Work request
Determine how many lines in the listing below contain "family", then give only that number.

Material for the task
^^^^^^^^

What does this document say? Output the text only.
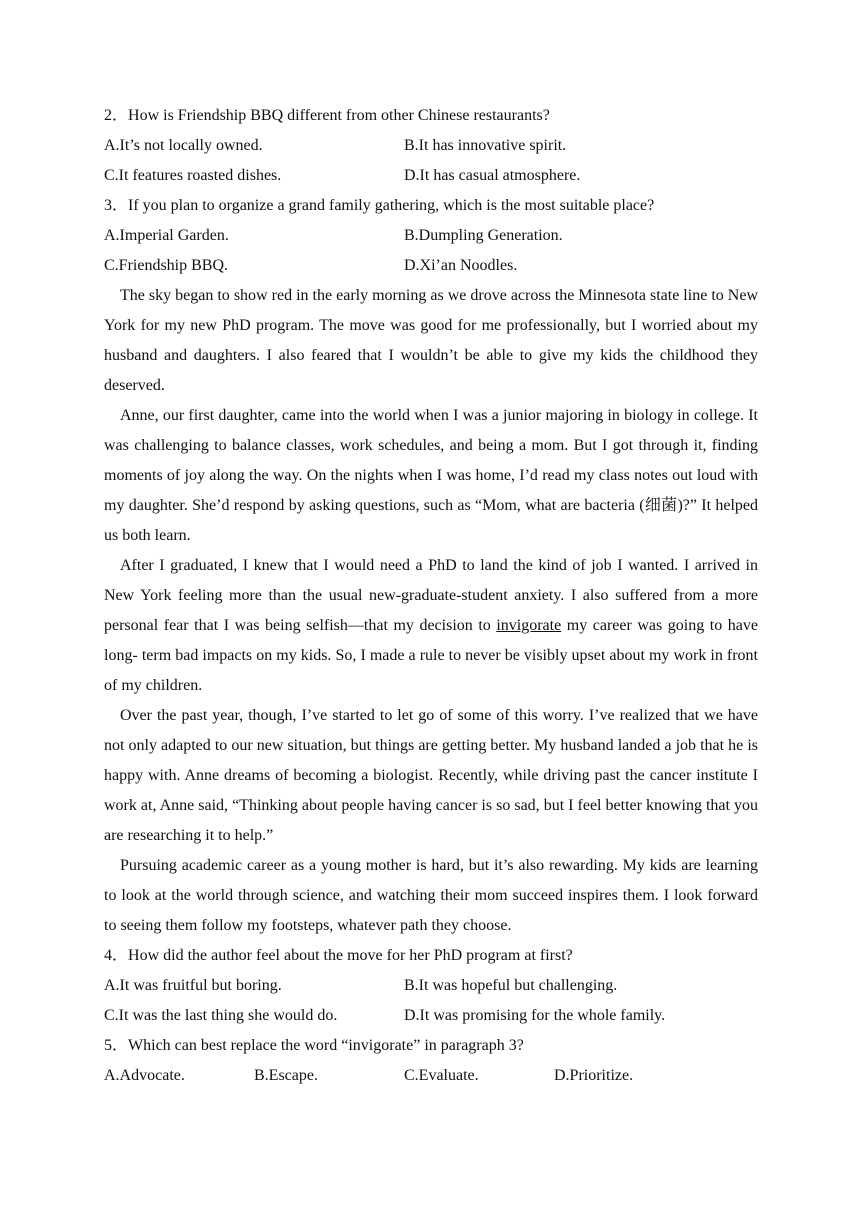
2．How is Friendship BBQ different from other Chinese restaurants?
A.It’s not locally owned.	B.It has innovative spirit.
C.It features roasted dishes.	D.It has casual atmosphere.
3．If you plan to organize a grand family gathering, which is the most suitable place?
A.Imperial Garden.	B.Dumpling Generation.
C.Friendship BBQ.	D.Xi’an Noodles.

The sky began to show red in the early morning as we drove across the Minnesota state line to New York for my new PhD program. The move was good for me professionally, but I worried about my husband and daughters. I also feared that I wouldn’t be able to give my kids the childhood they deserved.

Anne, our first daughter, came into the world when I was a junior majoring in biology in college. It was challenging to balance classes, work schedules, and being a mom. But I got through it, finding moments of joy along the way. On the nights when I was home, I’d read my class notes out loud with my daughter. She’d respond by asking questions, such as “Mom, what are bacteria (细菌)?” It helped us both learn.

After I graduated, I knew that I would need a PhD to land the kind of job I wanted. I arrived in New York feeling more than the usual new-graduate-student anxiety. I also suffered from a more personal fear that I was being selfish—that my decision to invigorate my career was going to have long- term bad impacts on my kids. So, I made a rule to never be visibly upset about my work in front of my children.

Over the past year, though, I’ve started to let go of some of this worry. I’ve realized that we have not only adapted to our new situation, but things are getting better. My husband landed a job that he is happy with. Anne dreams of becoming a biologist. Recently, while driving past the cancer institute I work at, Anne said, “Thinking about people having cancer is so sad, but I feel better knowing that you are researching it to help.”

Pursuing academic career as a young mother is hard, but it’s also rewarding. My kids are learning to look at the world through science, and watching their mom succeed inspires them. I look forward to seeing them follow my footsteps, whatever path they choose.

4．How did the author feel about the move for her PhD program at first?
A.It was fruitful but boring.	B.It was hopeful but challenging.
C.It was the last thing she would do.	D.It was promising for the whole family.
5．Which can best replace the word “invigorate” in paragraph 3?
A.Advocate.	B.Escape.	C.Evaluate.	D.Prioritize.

^^^^^^^^

Written solution
2